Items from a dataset
-------------------------
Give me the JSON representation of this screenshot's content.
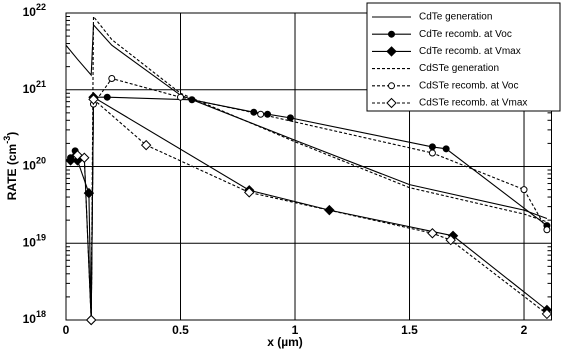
{
  "chart_data": {
    "type": "line",
    "xlabel": "x (µm)",
    "ylabel": "RATE (cm",
    "ylabel_sup": "-3",
    "ylabel_end": ")",
    "xlim": [
      0,
      2.12
    ],
    "xticks": [
      0,
      0.5,
      1,
      1.5,
      2
    ],
    "ylim": [
      1e+18,
      1e+22
    ],
    "yticks": [
      {
        "value": 1e+18,
        "label": "10",
        "exponent": "18"
      },
      {
        "value": 1e+19,
        "label": "10",
        "exponent": "19"
      },
      {
        "value": 1e+20,
        "label": "10",
        "exponent": "20"
      },
      {
        "value": 1e+21,
        "label": "10",
        "exponent": "21"
      },
      {
        "value": 1e+22,
        "label": "10",
        "exponent": "22"
      }
    ],
    "log_y": true,
    "grid": true,
    "legend": "upper right",
    "series": [
      {
        "name": "CdTe generation",
        "color": "#000000",
        "dash": false,
        "marker": "none",
        "x": [
          0,
          0.05,
          0.11,
          0.12,
          0.2,
          0.3,
          0.5,
          1.0,
          1.5,
          2.0,
          2.1
        ],
        "values": [
          3.8e+21,
          2.5e+21,
          1.55e+21,
          7e+21,
          3.8e+21,
          2.3e+21,
          8.5e+20,
          2.2e+20,
          5.8e+19,
          2.7e+19,
          2.1e+19
        ]
      },
      {
        "name": "CdTe recomb. at Voc",
        "color": "#000000",
        "dash": false,
        "marker": "circle-filled",
        "x": [
          0.02,
          0.04,
          0.08,
          0.11,
          0.12,
          0.18,
          0.55,
          0.82,
          0.88,
          0.98,
          1.6,
          1.66,
          2.1
        ],
        "values": [
          1.3e+20,
          1.6e+20,
          1.3e+20,
          1e+18,
          8e+20,
          8e+20,
          7.4e+20,
          5.1e+20,
          4.8e+20,
          4.3e+20,
          1.8e+20,
          1.7e+20,
          1.7e+19
        ]
      },
      {
        "name": "CdTe recomb. at Vmax",
        "color": "#000000",
        "dash": false,
        "marker": "diamond-filled",
        "x": [
          0.02,
          0.05,
          0.1,
          0.11,
          0.12,
          0.8,
          1.15,
          1.69,
          2.1
        ],
        "values": [
          1.2e+20,
          1.2e+20,
          4.5e+19,
          1e+18,
          8e+20,
          4.9e+19,
          2.7e+19,
          1.25e+19,
          1.35e+18
        ]
      },
      {
        "name": "CdSTe generation",
        "color": "#000000",
        "dash": true,
        "marker": "none",
        "x": [
          0.11,
          0.12,
          0.2,
          0.5,
          1.0,
          1.5,
          2.0,
          2.1
        ],
        "values": [
          1e+18,
          9e+21,
          4.5e+21,
          9e+20,
          2.1e+20,
          5.3e+19,
          2.4e+19,
          1.9e+19
        ]
      },
      {
        "name": "CdSTe recomb. at Voc",
        "color": "#000000",
        "dash": true,
        "marker": "circle-open",
        "x": [
          0.12,
          0.2,
          0.5,
          0.85,
          1.6,
          2.0,
          2.1
        ],
        "values": [
          6.5e+20,
          1.4e+21,
          8e+20,
          4.8e+20,
          1.5e+20,
          5e+19,
          1.5e+19
        ]
      },
      {
        "name": "CdSTe recomb. at Vmax",
        "color": "#000000",
        "dash": true,
        "marker": "diamond-open",
        "x": [
          0.05,
          0.08,
          0.11,
          0.12,
          0.35,
          0.8,
          1.6,
          1.68,
          2.1
        ],
        "values": [
          1.4e+20,
          1.3e+20,
          1e+18,
          7.5e+20,
          1.9e+20,
          4.6e+19,
          1.35e+19,
          1.1e+19,
          1.2e+18
        ]
      }
    ]
  }
}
-------------------------
▶ _DIRECTION_
Your task is to gather all lines from the entries above that hold the word "filled".

▶ _COMPLETE OUTPUT_
        "marker": "circle-filled",
        "marker": "diamond-filled",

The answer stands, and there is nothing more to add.